» Job
Identify each line holding the string "color" and copy it.

» Provided records
>> Start

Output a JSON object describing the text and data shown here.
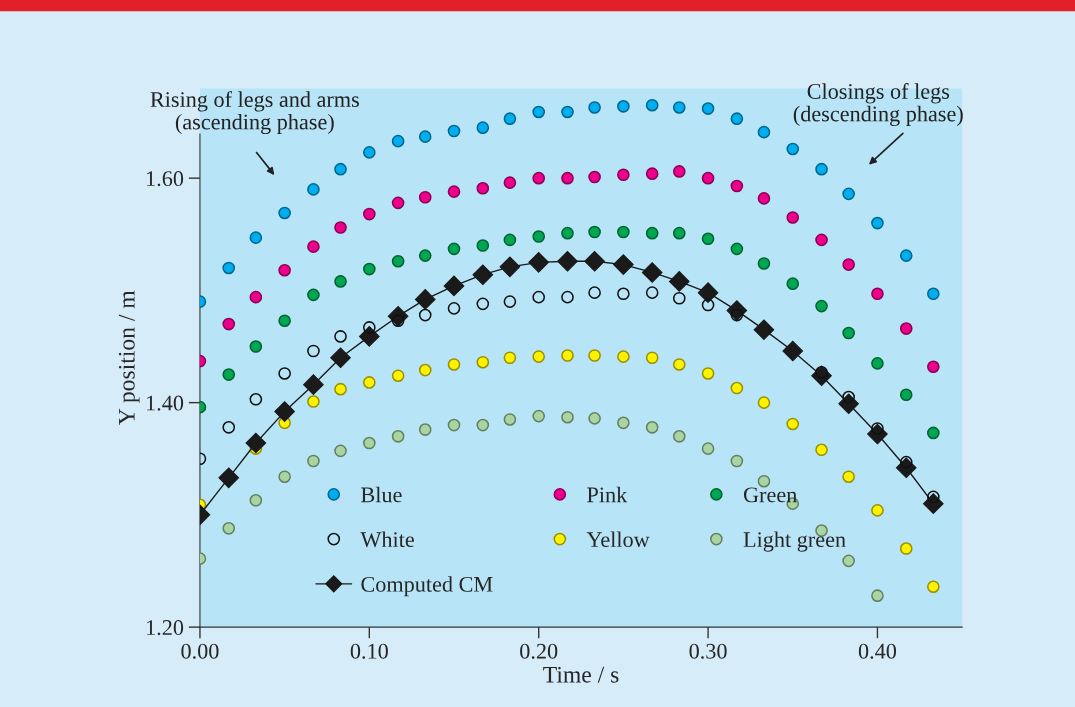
{
  "chart_data": {
    "type": "scatter",
    "xlabel": "Time / s",
    "ylabel": "Y position / m",
    "x": [
      0,
      0.017,
      0.033,
      0.05,
      0.067,
      0.083,
      0.1,
      0.117,
      0.133,
      0.15,
      0.167,
      0.183,
      0.2,
      0.217,
      0.233,
      0.25,
      0.267,
      0.283,
      0.3,
      0.317,
      0.333,
      0.35,
      0.367,
      0.383,
      0.4,
      0.417,
      0.433
    ],
    "series": [
      {
        "name": "Blue",
        "color": "#00aeef",
        "marker": "circle",
        "values": [
          1.49,
          1.52,
          1.547,
          1.569,
          1.59,
          1.608,
          1.623,
          1.633,
          1.637,
          1.642,
          1.645,
          1.653,
          1.659,
          1.659,
          1.663,
          1.664,
          1.665,
          1.663,
          1.662,
          1.653,
          1.641,
          1.626,
          1.608,
          1.586,
          1.56,
          1.531,
          1.497
        ]
      },
      {
        "name": "Pink",
        "color": "#ec008c",
        "marker": "circle",
        "values": [
          1.437,
          1.47,
          1.494,
          1.518,
          1.539,
          1.556,
          1.568,
          1.578,
          1.583,
          1.588,
          1.591,
          1.596,
          1.6,
          1.6,
          1.601,
          1.603,
          1.604,
          1.606,
          1.6,
          1.593,
          1.582,
          1.565,
          1.545,
          1.523,
          1.497,
          1.466,
          1.432
        ]
      },
      {
        "name": "Green",
        "color": "#00a651",
        "marker": "circle",
        "values": [
          1.396,
          1.425,
          1.45,
          1.473,
          1.496,
          1.508,
          1.519,
          1.526,
          1.531,
          1.537,
          1.54,
          1.545,
          1.548,
          1.551,
          1.552,
          1.552,
          1.551,
          1.551,
          1.546,
          1.537,
          1.524,
          1.506,
          1.486,
          1.462,
          1.435,
          1.407,
          1.373
        ]
      },
      {
        "name": "White",
        "color": "#111111",
        "marker": "circle",
        "values": [
          1.35,
          1.378,
          1.403,
          1.426,
          1.446,
          1.459,
          1.467,
          1.473,
          1.478,
          1.484,
          1.488,
          1.49,
          1.494,
          1.494,
          1.498,
          1.497,
          1.498,
          1.493,
          1.487,
          1.478,
          null,
          null,
          1.427,
          1.405,
          1.377,
          1.347,
          1.316
        ]
      },
      {
        "name": "Yellow",
        "color": "#fff200",
        "marker": "circle",
        "values": [
          1.309,
          null,
          1.359,
          1.382,
          1.401,
          1.412,
          1.418,
          1.424,
          1.429,
          1.434,
          1.436,
          1.44,
          1.441,
          1.442,
          1.442,
          1.441,
          1.44,
          1.434,
          1.426,
          1.413,
          1.4,
          1.381,
          1.358,
          1.334,
          1.304,
          1.27,
          1.236
        ]
      },
      {
        "name": "Light green",
        "color": "#a8d5a2",
        "marker": "circle",
        "values": [
          1.261,
          1.288,
          1.313,
          1.334,
          1.348,
          1.357,
          1.364,
          1.37,
          1.376,
          1.38,
          1.38,
          1.385,
          1.388,
          1.387,
          1.386,
          1.382,
          1.378,
          1.37,
          1.359,
          1.348,
          1.33,
          1.31,
          1.286,
          1.259,
          1.228,
          null,
          null
        ]
      },
      {
        "name": "Computed CM",
        "type": "line",
        "color": "#1a1a1a",
        "marker": "diamond",
        "line_style": "solid",
        "values": [
          1.3,
          1.333,
          1.364,
          1.392,
          1.416,
          1.44,
          1.459,
          1.477,
          1.492,
          1.504,
          1.514,
          1.521,
          1.525,
          1.526,
          1.526,
          1.523,
          1.516,
          1.508,
          1.498,
          1.482,
          1.465,
          1.446,
          1.424,
          1.399,
          1.372,
          1.342,
          1.31
        ]
      }
    ],
    "xlim": [
      0,
      0.45
    ],
    "xticks": [
      {
        "value": 0,
        "label": "0.00"
      },
      {
        "value": 0.1,
        "label": "0.10"
      },
      {
        "value": 0.2,
        "label": "0.20"
      },
      {
        "value": 0.3,
        "label": "0.30"
      },
      {
        "value": 0.4,
        "label": "0.40"
      }
    ],
    "ylim": [
      1.2,
      1.68
    ],
    "yticks": [
      {
        "value": 1.2,
        "label": "1.20"
      },
      {
        "value": 1.4,
        "label": "1.40"
      },
      {
        "value": 1.6,
        "label": "1.60"
      }
    ],
    "grid": false,
    "legend": "bottom",
    "annotations": [
      "Rising of legs and arms\n(ascending phase)",
      "Closings of legs\n(descending phase)"
    ]
  }
}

>> End

» Expected output
        "color": "#00aeef",
        "color": "#ec008c",
        "color": "#00a651",
        "color": "#111111",
        "color": "#fff200",
        "color": "#a8d5a2",
        "color": "#1a1a1a",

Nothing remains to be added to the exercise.